Task statement:
Drop all images and give the records again exactly.

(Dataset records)
• • • •

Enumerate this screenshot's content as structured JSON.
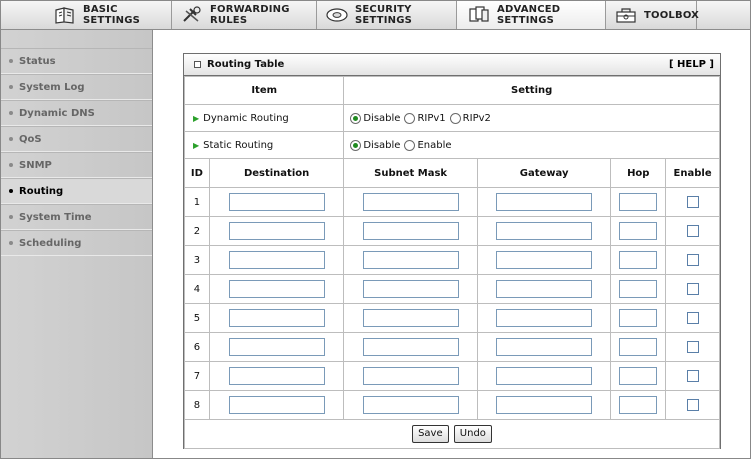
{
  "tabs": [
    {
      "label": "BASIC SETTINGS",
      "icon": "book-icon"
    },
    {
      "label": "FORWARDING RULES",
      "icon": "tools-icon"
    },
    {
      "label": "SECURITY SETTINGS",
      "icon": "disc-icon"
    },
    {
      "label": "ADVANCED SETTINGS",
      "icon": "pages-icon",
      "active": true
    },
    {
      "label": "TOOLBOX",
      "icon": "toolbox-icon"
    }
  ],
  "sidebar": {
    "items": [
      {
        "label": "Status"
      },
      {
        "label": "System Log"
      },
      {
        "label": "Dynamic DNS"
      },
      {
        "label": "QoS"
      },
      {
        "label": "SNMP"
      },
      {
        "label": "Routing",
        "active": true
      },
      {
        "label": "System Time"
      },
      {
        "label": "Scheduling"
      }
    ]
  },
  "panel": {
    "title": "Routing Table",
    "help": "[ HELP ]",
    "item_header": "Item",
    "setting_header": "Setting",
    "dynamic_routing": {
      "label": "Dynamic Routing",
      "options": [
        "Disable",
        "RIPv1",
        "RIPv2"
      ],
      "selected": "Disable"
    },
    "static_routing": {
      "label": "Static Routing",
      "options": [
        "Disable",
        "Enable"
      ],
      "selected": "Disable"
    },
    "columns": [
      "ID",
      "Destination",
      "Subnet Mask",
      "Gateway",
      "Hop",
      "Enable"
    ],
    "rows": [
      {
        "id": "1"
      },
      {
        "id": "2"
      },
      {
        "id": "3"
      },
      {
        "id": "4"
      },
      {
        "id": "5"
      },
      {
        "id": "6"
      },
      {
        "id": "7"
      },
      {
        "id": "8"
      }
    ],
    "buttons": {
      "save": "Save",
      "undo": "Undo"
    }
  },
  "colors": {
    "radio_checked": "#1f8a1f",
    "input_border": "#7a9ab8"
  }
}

• • • •

Exercise output:
Enumerate this screenshot's content as structured JSON.
{
  "tabs": [
    {
      "label": "BASIC SETTINGS",
      "icon": "book-icon"
    },
    {
      "label": "FORWARDING RULES",
      "icon": "tools-icon"
    },
    {
      "label": "SECURITY SETTINGS",
      "icon": "disc-icon"
    },
    {
      "label": "ADVANCED SETTINGS",
      "icon": "pages-icon",
      "active": true
    },
    {
      "label": "TOOLBOX",
      "icon": "toolbox-icon"
    }
  ],
  "sidebar": {
    "items": [
      {
        "label": "Status"
      },
      {
        "label": "System Log"
      },
      {
        "label": "Dynamic DNS"
      },
      {
        "label": "QoS"
      },
      {
        "label": "SNMP"
      },
      {
        "label": "Routing",
        "active": true
      },
      {
        "label": "System Time"
      },
      {
        "label": "Scheduling"
      }
    ]
  },
  "panel": {
    "title": "Routing Table",
    "help": "[ HELP ]",
    "item_header": "Item",
    "setting_header": "Setting",
    "dynamic_routing": {
      "label": "Dynamic Routing",
      "options": [
        "Disable",
        "RIPv1",
        "RIPv2"
      ],
      "selected": "Disable"
    },
    "static_routing": {
      "label": "Static Routing",
      "options": [
        "Disable",
        "Enable"
      ],
      "selected": "Disable"
    },
    "columns": [
      "ID",
      "Destination",
      "Subnet Mask",
      "Gateway",
      "Hop",
      "Enable"
    ],
    "rows": [
      {
        "id": "1"
      },
      {
        "id": "2"
      },
      {
        "id": "3"
      },
      {
        "id": "4"
      },
      {
        "id": "5"
      },
      {
        "id": "6"
      },
      {
        "id": "7"
      },
      {
        "id": "8"
      }
    ],
    "buttons": {
      "save": "Save",
      "undo": "Undo"
    }
  },
  "colors": {
    "radio_checked": "#1f8a1f",
    "input_border": "#7a9ab8"
  }
}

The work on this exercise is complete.